-- begin RECORDS FOR THE EXERCISE --
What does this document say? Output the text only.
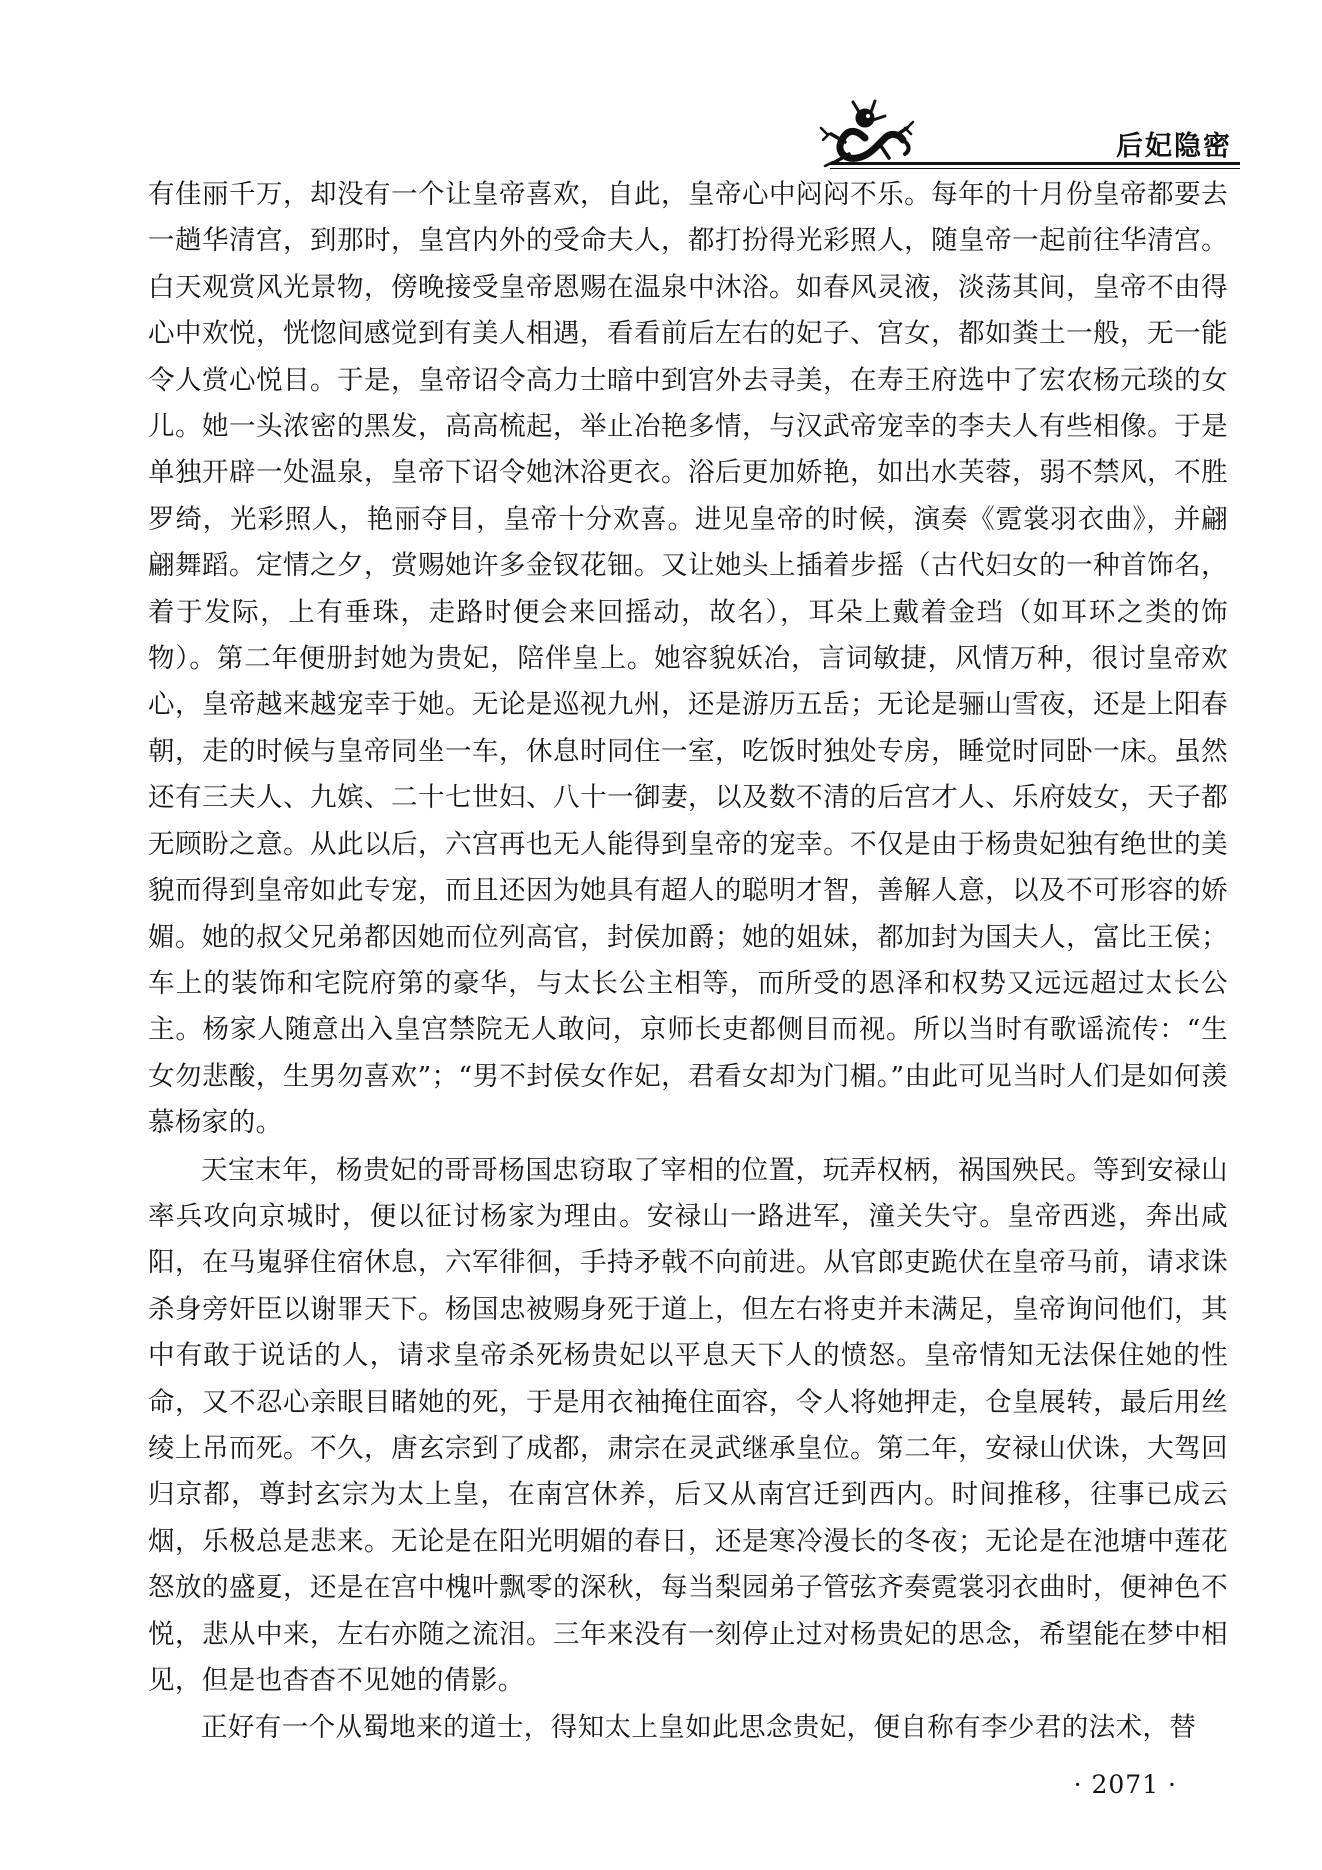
后妃隐密

有佳丽千万，却没有一个让皇帝喜欢，自此，皇帝心中闷闷不乐。每年的十月份皇帝都要去一趟华清宫，到那时，皇宫内外的受命夫人，都打扮得光彩照人，随皇帝一起前往华清宫。白天观赏风光景物，傍晚接受皇帝恩赐在温泉中沐浴。如春风灵液，淡荡其间，皇帝不由得心中欢悦，恍惚间感觉到有美人相遇，看看前后左右的妃子、宫女，都如粪土一般，无一能令人赏心悦目。于是，皇帝诏令高力士暗中到宫外去寻美，在寿王府选中了宏农杨元琰的女儿。她一头浓密的黑发，高高梳起，举止冶艳多情，与汉武帝宠幸的李夫人有些相像。于是单独开辟一处温泉，皇帝下诏令她沐浴更衣。浴后更加娇艳，如出水芙蓉，弱不禁风，不胜罗绮，光彩照人，艳丽夺目，皇帝十分欢喜。进见皇帝的时候，演奏《霓裳羽衣曲》，并翩翩舞蹈。定情之夕，赏赐她许多金钗花钿。又让她头上插着步摇（古代妇女的一种首饰名，着于发际，上有垂珠，走路时便会来回摇动，故名），耳朵上戴着金珰（如耳环之类的饰物）。第二年便册封她为贵妃，陪伴皇上。她容貌妖冶，言词敏捷，风情万种，很讨皇帝欢心，皇帝越来越宠幸于她。无论是巡视九州，还是游历五岳；无论是骊山雪夜，还是上阳春朝，走的时候与皇帝同坐一车，休息时同住一室，吃饭时独处专房，睡觉时同卧一床。虽然还有三夫人、九嫔、二十七世妇、八十一御妻，以及数不清的后宫才人、乐府妓女，天子都无顾盼之意。从此以后，六宫再也无人能得到皇帝的宠幸。不仅是由于杨贵妃独有绝世的美貌而得到皇帝如此专宠，而且还因为她具有超人的聪明才智，善解人意，以及不可形容的娇媚。她的叔父兄弟都因她而位列高官，封侯加爵；她的姐妹，都加封为国夫人，富比王侯；车上的装饰和宅院府第的豪华，与太长公主相等，而所受的恩泽和权势又远远超过太长公主。杨家人随意出入皇宫禁院无人敢问，京师长吏都侧目而视。所以当时有歌谣流传：“生女勿悲酸，生男勿喜欢”；“男不封侯女作妃，君看女却为门楣。”由此可见当时人们是如何羡慕杨家的。

天宝末年，杨贵妃的哥哥杨国忠窃取了宰相的位置，玩弄权柄，祸国殃民。等到安禄山率兵攻向京城时，便以征讨杨家为理由。安禄山一路进军，潼关失守。皇帝西逃，奔出咸阳，在马嵬驿住宿休息，六军徘徊，手持矛戟不向前进。从官郎吏跪伏在皇帝马前，请求诛杀身旁奸臣以谢罪天下。杨国忠被赐身死于道上，但左右将吏并未满足，皇帝询问他们，其中有敢于说话的人，请求皇帝杀死杨贵妃以平息天下人的愤怒。皇帝情知无法保住她的性命，又不忍心亲眼目睹她的死，于是用衣袖掩住面容，令人将她押走，仓皇展转，最后用丝绫上吊而死。不久，唐玄宗到了成都，肃宗在灵武继承皇位。第二年，安禄山伏诛，大驾回归京都，尊封玄宗为太上皇，在南宫休养，后又从南宫迁到西内。时间推移，往事已成云烟，乐极总是悲来。无论是在阳光明媚的春日，还是寒冷漫长的冬夜；无论是在池塘中莲花怒放的盛夏，还是在宫中槐叶飘零的深秋，每当梨园弟子管弦齐奏霓裳羽衣曲时，便神色不悦，悲从中来，左右亦随之流泪。三年来没有一刻停止过对杨贵妃的思念，希望能在梦中相见，但是也杳杳不见她的倩影。

正好有一个从蜀地来的道士，得知太上皇如此思念贵妃，便自称有李少君的法术，替

· 2071 ·
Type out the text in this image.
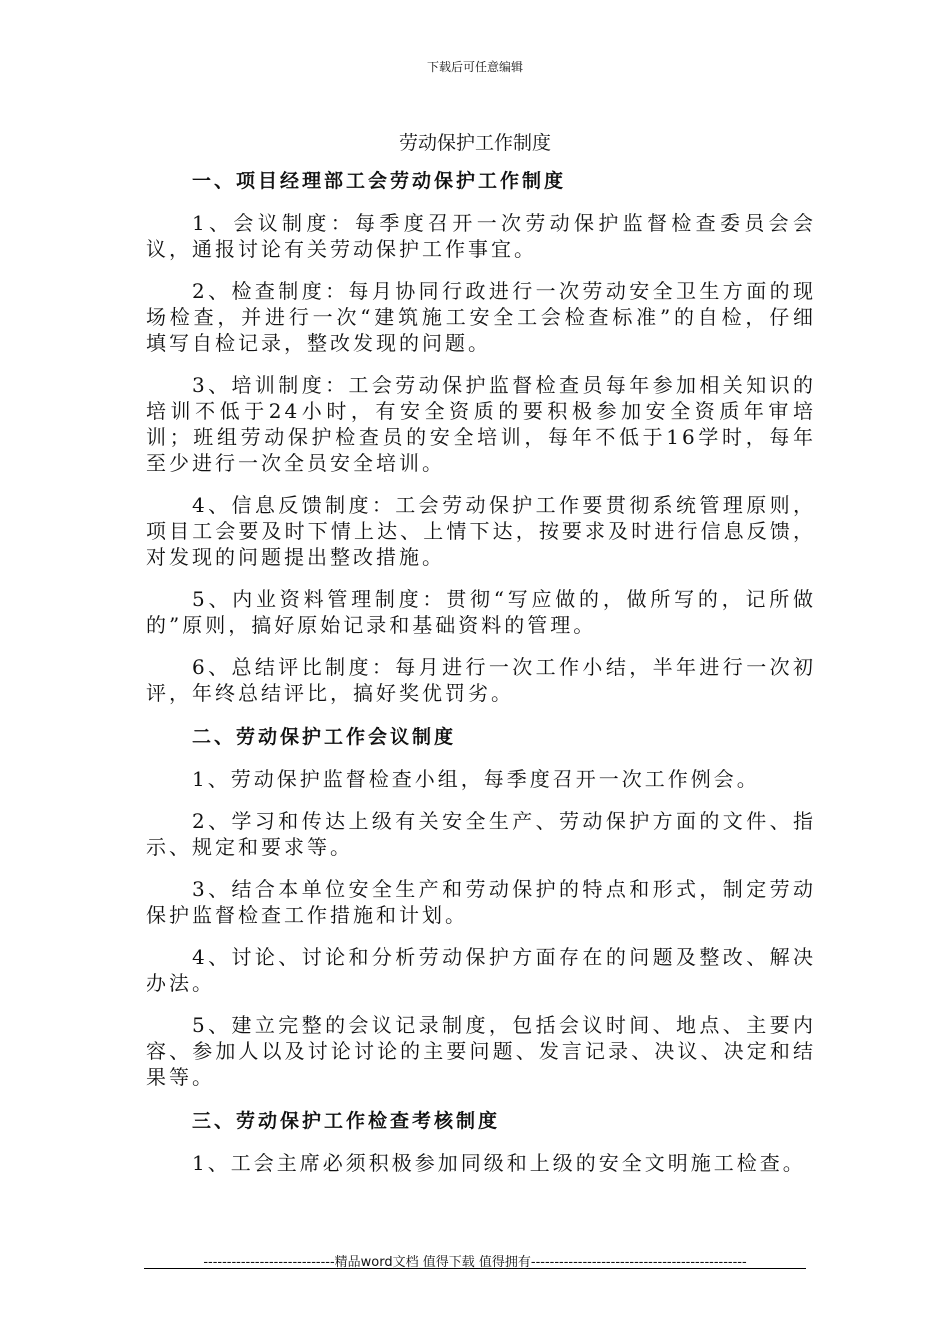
下载后可任意编辑
劳动保护工作制度
一、项目经理部工会劳动保护工作制度

1、会议制度：每季度召开一次劳动保护监督检查委员会会议，通报讨论有关劳动保护工作事宜。

2、检查制度：每月协同行政进行一次劳动安全卫生方面的现场检查，并进行一次“建筑施工安全工会检查标准”的自检，仔细填写自检记录，整改发现的问题。

3、培训制度：工会劳动保护监督检查员每年参加相关知识的培训不低于24小时，有安全资质的要积极参加安全资质年审培训；班组劳动保护检查员的安全培训，每年不低于16学时，每年至少进行一次全员安全培训。

4、信息反馈制度：工会劳动保护工作要贯彻系统管理原则，项目工会要及时下情上达、上情下达，按要求及时进行信息反馈，对发现的问题提出整改措施。

5、内业资料管理制度：贯彻“写应做的，做所写的，记所做的”原则，搞好原始记录和基础资料的管理。

6、总结评比制度：每月进行一次工作小结，半年进行一次初评，年终总结评比，搞好奖优罚劣。

二、劳动保护工作会议制度

1、劳动保护监督检查小组，每季度召开一次工作例会。

2、学习和传达上级有关安全生产、劳动保护方面的文件、指示、规定和要求等。

3、结合本单位安全生产和劳动保护的特点和形式，制定劳动保护监督检查工作措施和计划。

4、讨论、讨论和分析劳动保护方面存在的问题及整改、解决办法。

5、建立完整的会议记录制度，包括会议时间、地点、主要内容、参加人以及讨论讨论的主要问题、发言记录、决议、决定和结果等。

三、劳动保护工作检查考核制度

1、工会主席必须积极参加同级和上级的安全文明施工检查。

----------------------------精品word文档 值得下载 值得拥有----------------------------------------------
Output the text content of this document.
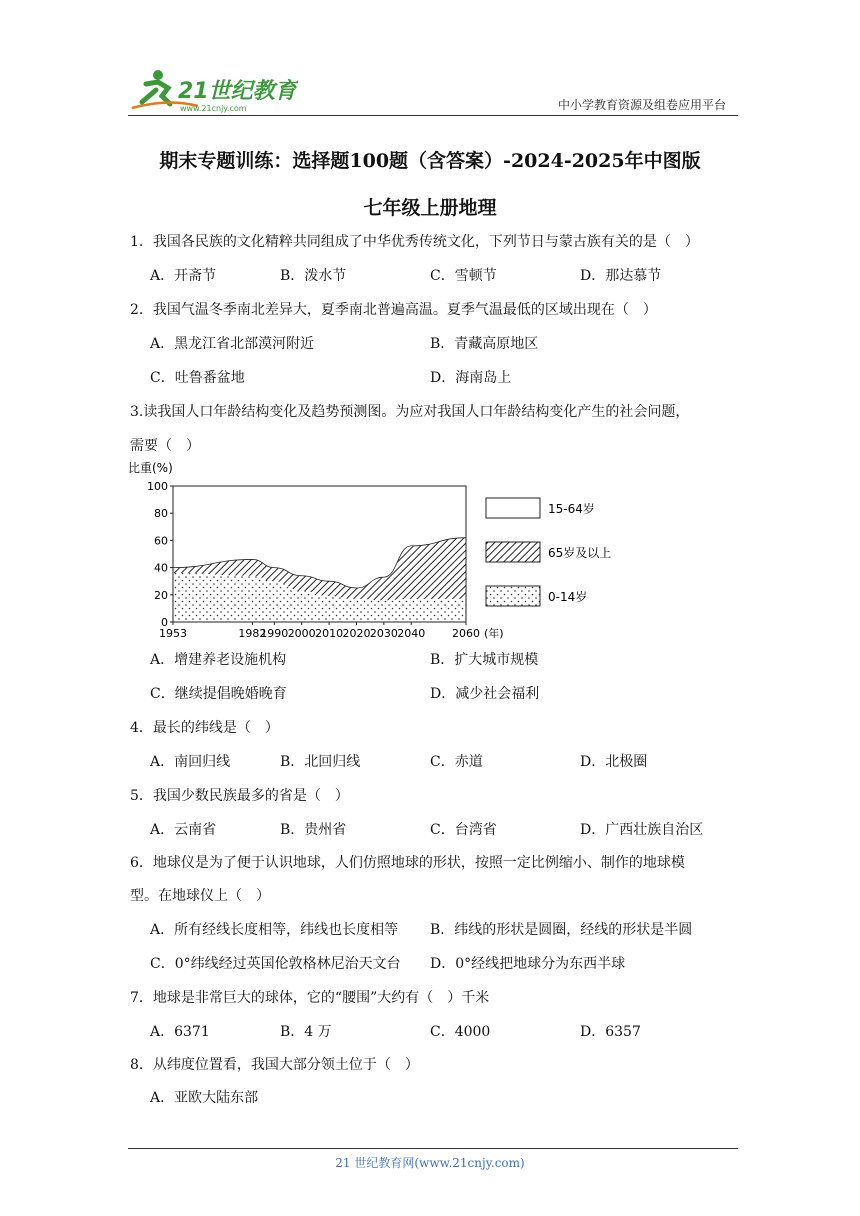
21世纪教育
www.21cnjy.com	中小学教育资源及组卷应用平台
期末专题训练：选择题100题（含答案）-2024-2025年中图版
七年级上册地理
1．我国各民族的文化精粹共同组成了中华优秀传统文化，下列节日与蒙古族有关的是（　）
A．开斋节	B．泼水节	C．雪顿节	D．那达慕节
2．我国气温冬季南北差异大，夏季南北普遍高温。夏季气温最低的区域出现在（　）
A．黑龙江省北部漠河附近	B．青藏高原地区
C．吐鲁番盆地	D．海南岛上
3.读我国人口年龄结构变化及趋势预测图。为应对我国人口年龄结构变化产生的社会问题，
需要（　）
比重(%)
0
20
40
60
80
100
1953	1982
1990 2000 2010 2020 2030 2040 2060 (年)
15-64岁
65岁及以上
0-14岁
A．增建养老设施机构	B．扩大城市规模
C．继续提倡晚婚晚育	D．减少社会福利
4．最长的纬线是（　）
A．南回归线	B．北回归线	C．赤道	D．北极圈
5．我国少数民族最多的省是（　）
A．云南省	B．贵州省	C．台湾省	D．广西壮族自治区
6．地球仪是为了便于认识地球，人们仿照地球的形状，按照一定比例缩小、制作的地球模
型。在地球仪上（　）
A．所有经线长度相等，纬线也长度相等 B．纬线的形状是圆圈，经线的形状是半圆
C．0°纬线经过英国伦敦格林尼治天文台 D．0°经线把地球分为东西半球
7．地球是非常巨大的球体，它的“腰围”大约有（　）千米
A．6371	B．4 万	C．4000	D．6357
8．从纬度位置看，我国大部分领土位于（　）
A．亚欧大陆东部
21 世纪教育网(www.21cnjy.com)
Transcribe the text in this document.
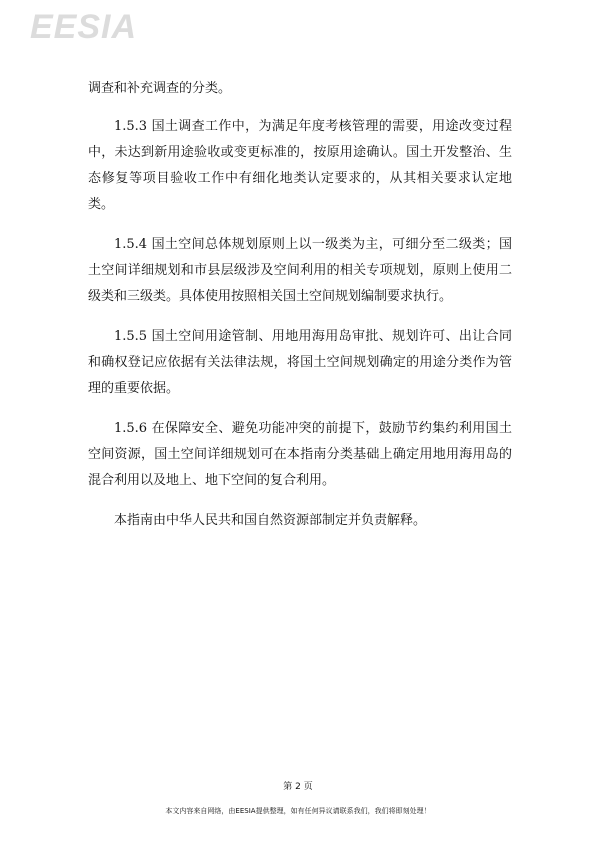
EESIA

调查和补充调查的分类。

1.5.3 国土调查工作中，为满足年度考核管理的需要，用途改变过程中，未达到新用途验收或变更标准的，按原用途确认。国土开发整治、生态修复等项目验收工作中有细化地类认定要求的，从其相关要求认定地类。

1.5.4 国土空间总体规划原则上以一级类为主，可细分至二级类；国土空间详细规划和市县层级涉及空间利用的相关专项规划，原则上使用二级类和三级类。具体使用按照相关国土空间规划编制要求执行。

1.5.5 国土空间用途管制、用地用海用岛审批、规划许可、出让合同和确权登记应依据有关法律法规，将国土空间规划确定的用途分类作为管理的重要依据。

1.5.6 在保障安全、避免功能冲突的前提下，鼓励节约集约利用国土空间资源，国土空间详细规划可在本指南分类基础上确定用地用海用岛的混合利用以及地上、地下空间的复合利用。

本指南由中华人民共和国自然资源部制定并负责解释。

第 2 页
本文内容来自网络，由EESIA提供整理，如有任何异议请联系我们，我们将即刻处理！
-- end RECORDS FOR THE EXERCISE --
=== REQUIREMENTS ===
Copy the final stretch of lines, starting at the one that holds "Transcribe the text in this document." and ending at the last line of the data, exactly; omit pictures.

=== FULL RESPONSE ===
Transcribe the text in this document.
EESIA

调查和补充调查的分类。

1.5.3 国土调查工作中，为满足年度考核管理的需要，用途改变过程中，未达到新用途验收或变更标准的，按原用途确认。国土开发整治、生态修复等项目验收工作中有细化地类认定要求的，从其相关要求认定地类。

1.5.4 国土空间总体规划原则上以一级类为主，可细分至二级类；国土空间详细规划和市县层级涉及空间利用的相关专项规划，原则上使用二级类和三级类。具体使用按照相关国土空间规划编制要求执行。

1.5.5 国土空间用途管制、用地用海用岛审批、规划许可、出让合同和确权登记应依据有关法律法规，将国土空间规划确定的用途分类作为管理的重要依据。

1.5.6 在保障安全、避免功能冲突的前提下，鼓励节约集约利用国土空间资源，国土空间详细规划可在本指南分类基础上确定用地用海用岛的混合利用以及地上、地下空间的复合利用。

本指南由中华人民共和国自然资源部制定并负责解释。

第 2 页
本文内容来自网络，由EESIA提供整理，如有任何异议请联系我们，我们将即刻处理！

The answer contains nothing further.